EXERCISE OBJECTIVE. Which lines below hold the word "List"? Copy all of them.
========================
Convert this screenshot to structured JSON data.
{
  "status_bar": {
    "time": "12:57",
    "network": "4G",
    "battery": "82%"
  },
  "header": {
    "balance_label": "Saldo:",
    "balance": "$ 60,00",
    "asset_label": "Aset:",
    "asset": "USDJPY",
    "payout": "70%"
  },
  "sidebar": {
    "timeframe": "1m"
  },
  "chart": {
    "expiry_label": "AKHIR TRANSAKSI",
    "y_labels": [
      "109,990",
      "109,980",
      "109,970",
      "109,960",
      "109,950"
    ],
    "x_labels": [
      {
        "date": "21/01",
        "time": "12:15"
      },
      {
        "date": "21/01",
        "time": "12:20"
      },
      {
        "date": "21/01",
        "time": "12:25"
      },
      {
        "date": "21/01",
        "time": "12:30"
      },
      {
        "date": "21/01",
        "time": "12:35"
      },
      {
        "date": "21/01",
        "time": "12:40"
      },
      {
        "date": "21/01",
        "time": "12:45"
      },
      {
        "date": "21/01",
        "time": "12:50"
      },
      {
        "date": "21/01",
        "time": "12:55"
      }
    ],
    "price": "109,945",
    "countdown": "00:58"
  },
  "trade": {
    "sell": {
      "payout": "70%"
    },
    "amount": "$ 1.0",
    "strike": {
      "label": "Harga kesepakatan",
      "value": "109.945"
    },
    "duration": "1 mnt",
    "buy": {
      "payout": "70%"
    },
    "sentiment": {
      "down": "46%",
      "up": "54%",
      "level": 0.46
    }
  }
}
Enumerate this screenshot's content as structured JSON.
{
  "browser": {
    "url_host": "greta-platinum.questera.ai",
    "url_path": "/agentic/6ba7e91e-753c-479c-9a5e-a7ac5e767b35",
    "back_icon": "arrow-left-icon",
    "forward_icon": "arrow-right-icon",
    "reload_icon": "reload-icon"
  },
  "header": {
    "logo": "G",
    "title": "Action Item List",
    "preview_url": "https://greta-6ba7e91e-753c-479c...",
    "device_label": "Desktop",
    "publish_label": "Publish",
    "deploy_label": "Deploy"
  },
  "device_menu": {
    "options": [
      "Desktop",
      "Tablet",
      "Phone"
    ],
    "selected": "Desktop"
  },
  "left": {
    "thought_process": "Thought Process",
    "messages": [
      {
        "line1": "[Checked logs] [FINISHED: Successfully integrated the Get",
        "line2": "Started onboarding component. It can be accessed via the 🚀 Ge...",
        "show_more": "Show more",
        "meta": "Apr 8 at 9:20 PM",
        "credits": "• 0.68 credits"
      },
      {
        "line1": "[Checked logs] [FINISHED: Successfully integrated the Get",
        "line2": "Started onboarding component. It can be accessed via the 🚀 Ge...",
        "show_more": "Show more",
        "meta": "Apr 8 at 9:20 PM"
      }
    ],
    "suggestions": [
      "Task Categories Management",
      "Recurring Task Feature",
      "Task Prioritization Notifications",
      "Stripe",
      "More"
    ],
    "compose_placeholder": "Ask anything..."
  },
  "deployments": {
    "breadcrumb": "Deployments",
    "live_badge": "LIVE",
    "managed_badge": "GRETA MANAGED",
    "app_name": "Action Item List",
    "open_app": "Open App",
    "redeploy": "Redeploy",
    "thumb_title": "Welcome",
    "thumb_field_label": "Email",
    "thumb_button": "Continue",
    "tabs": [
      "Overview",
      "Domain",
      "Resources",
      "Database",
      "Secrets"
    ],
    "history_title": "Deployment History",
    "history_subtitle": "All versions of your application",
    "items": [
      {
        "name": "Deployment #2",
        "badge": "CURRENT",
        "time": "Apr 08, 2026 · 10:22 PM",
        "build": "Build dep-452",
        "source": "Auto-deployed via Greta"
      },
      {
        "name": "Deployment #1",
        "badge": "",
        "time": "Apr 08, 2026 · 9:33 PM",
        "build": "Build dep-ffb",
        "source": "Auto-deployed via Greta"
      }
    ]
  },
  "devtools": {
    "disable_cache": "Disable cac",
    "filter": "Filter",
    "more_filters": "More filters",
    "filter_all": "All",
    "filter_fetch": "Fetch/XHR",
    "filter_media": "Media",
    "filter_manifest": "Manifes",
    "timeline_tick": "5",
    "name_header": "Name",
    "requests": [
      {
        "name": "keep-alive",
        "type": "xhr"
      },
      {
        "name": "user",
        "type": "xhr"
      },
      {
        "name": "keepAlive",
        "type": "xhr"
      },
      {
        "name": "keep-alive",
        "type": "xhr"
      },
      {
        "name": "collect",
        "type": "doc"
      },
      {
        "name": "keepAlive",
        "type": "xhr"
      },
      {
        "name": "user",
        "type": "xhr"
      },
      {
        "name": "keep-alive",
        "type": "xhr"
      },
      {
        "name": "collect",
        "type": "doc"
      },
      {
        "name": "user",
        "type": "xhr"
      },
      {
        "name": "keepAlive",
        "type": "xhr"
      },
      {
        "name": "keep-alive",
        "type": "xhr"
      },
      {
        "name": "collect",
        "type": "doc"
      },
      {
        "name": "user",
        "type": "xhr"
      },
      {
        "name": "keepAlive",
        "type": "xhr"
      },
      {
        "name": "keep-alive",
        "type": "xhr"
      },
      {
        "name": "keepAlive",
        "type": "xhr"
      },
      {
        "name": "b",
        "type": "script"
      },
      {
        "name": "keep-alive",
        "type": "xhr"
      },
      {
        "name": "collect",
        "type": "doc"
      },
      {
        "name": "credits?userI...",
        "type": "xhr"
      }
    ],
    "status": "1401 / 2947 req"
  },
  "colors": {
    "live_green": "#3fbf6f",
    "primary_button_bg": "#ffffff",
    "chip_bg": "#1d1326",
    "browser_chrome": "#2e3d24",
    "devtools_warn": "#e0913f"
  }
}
========================
IN RESPONSE.
    "title": "Action Item List",
    "app_name": "Action Item List",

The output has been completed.